━━ EXCERPTED RECORDS ━━

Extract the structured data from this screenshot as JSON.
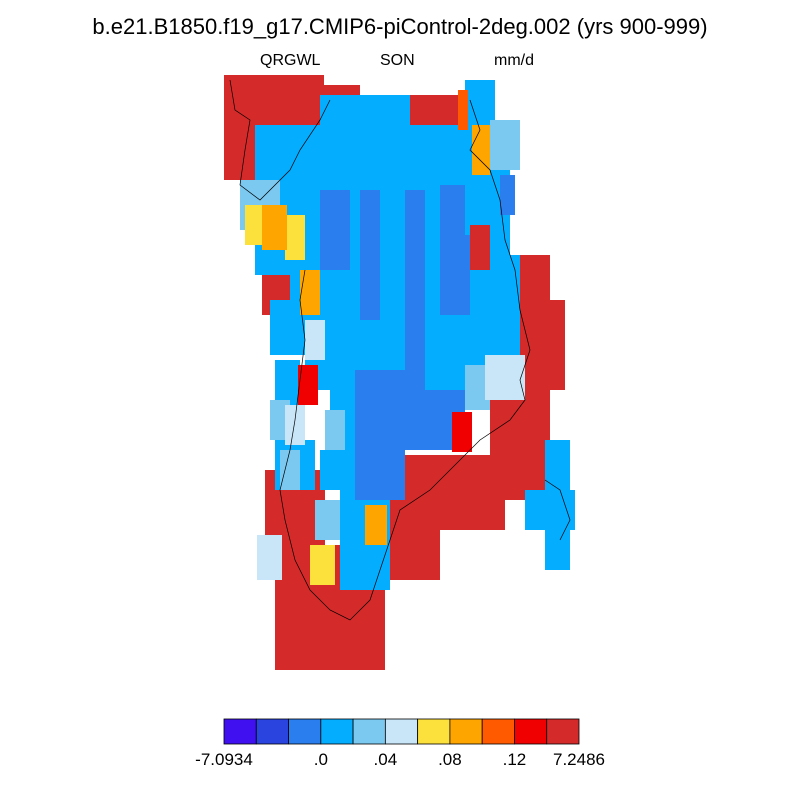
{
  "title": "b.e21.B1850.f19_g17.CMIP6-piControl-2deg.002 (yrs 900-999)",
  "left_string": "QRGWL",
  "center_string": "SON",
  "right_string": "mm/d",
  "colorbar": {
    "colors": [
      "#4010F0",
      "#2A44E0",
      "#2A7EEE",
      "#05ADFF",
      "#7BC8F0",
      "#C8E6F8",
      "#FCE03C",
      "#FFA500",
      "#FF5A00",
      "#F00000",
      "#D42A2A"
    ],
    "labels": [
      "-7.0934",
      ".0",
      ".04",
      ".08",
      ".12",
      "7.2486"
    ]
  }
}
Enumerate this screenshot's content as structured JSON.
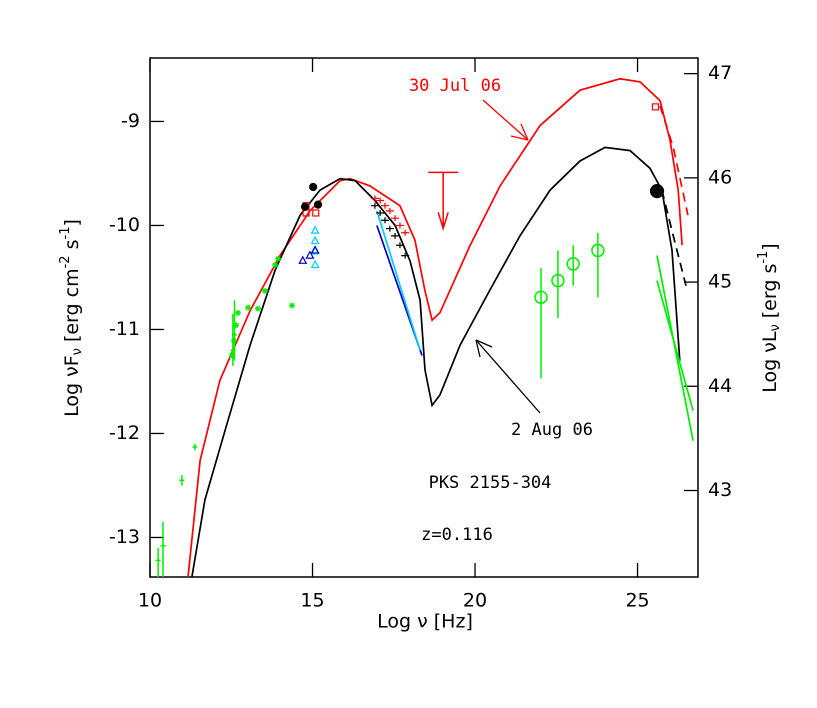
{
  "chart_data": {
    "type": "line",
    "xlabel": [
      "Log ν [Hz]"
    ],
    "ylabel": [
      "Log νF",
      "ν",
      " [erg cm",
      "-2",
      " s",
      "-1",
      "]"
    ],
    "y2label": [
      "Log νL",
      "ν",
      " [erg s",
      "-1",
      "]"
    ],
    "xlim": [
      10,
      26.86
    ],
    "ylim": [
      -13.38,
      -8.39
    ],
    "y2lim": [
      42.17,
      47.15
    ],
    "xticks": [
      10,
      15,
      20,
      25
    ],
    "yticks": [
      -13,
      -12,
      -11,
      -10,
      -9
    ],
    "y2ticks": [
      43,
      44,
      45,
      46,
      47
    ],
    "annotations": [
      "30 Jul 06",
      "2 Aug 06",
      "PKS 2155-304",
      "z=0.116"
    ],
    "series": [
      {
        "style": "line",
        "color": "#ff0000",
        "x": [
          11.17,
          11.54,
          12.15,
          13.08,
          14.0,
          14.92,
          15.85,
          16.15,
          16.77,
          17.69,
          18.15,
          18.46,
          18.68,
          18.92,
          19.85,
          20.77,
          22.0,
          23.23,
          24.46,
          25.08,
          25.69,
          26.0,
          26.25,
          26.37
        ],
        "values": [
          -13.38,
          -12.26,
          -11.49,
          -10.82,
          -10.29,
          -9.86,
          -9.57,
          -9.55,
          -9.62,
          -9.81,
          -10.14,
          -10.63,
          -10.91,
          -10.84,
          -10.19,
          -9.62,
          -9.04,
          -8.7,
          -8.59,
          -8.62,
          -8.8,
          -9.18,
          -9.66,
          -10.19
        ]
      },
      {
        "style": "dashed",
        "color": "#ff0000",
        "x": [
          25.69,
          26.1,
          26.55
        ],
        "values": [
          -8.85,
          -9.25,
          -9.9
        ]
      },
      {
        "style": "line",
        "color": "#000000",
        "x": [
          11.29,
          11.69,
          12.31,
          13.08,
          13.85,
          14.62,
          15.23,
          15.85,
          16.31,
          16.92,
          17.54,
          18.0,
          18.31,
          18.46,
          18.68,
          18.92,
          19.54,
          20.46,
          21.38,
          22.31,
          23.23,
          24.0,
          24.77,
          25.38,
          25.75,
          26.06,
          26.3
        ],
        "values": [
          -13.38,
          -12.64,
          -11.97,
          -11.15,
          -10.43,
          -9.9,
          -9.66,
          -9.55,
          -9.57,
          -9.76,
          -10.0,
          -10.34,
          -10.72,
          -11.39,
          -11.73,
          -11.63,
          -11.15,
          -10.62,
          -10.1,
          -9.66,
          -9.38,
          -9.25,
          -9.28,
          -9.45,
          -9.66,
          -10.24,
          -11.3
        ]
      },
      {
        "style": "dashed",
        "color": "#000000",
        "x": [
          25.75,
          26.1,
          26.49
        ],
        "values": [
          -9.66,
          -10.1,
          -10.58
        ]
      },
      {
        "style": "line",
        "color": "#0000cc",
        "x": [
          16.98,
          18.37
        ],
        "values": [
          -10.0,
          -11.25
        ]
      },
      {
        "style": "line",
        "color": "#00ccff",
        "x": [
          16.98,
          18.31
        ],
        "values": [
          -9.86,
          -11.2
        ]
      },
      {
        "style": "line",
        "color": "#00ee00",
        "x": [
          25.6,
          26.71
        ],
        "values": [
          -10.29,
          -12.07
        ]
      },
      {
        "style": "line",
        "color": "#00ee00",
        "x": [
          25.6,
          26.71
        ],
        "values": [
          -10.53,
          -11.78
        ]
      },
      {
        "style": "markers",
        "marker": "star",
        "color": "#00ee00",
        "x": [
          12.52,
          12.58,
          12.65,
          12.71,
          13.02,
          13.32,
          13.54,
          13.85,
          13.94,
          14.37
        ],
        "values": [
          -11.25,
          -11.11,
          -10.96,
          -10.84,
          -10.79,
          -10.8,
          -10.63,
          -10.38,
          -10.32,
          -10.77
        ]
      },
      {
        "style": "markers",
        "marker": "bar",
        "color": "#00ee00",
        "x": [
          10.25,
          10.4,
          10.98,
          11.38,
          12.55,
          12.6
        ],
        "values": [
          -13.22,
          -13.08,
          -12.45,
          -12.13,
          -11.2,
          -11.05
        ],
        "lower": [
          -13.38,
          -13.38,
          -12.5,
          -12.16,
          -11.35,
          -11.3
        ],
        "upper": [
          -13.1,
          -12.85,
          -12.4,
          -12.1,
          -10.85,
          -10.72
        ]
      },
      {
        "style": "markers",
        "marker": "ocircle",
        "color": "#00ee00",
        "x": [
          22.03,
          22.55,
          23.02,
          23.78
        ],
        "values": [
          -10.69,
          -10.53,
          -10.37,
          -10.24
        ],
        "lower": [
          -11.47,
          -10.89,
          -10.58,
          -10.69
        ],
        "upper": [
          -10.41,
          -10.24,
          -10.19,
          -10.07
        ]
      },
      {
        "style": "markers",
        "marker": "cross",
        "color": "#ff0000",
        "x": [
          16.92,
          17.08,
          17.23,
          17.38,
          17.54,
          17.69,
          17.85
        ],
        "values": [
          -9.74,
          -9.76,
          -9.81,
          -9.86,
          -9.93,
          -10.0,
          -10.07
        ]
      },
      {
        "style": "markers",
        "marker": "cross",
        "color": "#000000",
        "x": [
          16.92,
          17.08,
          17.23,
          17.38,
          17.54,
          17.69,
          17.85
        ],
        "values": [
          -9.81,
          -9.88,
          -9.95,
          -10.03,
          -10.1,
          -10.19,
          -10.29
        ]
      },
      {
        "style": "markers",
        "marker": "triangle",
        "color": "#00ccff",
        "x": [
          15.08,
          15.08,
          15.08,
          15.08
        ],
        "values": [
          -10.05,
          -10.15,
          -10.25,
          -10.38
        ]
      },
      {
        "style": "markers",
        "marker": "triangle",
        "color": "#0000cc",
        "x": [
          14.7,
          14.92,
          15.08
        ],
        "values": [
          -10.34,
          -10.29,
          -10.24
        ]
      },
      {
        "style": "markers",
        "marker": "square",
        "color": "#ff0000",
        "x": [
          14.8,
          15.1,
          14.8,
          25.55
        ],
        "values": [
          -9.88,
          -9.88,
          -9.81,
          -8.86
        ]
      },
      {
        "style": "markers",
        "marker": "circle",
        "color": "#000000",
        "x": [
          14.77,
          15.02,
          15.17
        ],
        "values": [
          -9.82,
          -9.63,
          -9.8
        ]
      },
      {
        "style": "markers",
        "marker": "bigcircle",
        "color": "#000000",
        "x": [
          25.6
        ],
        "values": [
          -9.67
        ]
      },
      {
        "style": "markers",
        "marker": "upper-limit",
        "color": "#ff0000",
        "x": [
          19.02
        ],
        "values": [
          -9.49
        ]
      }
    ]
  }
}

━━━

EXERCISE BRIEF>
Return each line that includes "JSON".

FULL RESPONSE>
Extract the structured data from this screenshot as JSON.
Enumerate this screenshot's content as structured JSON.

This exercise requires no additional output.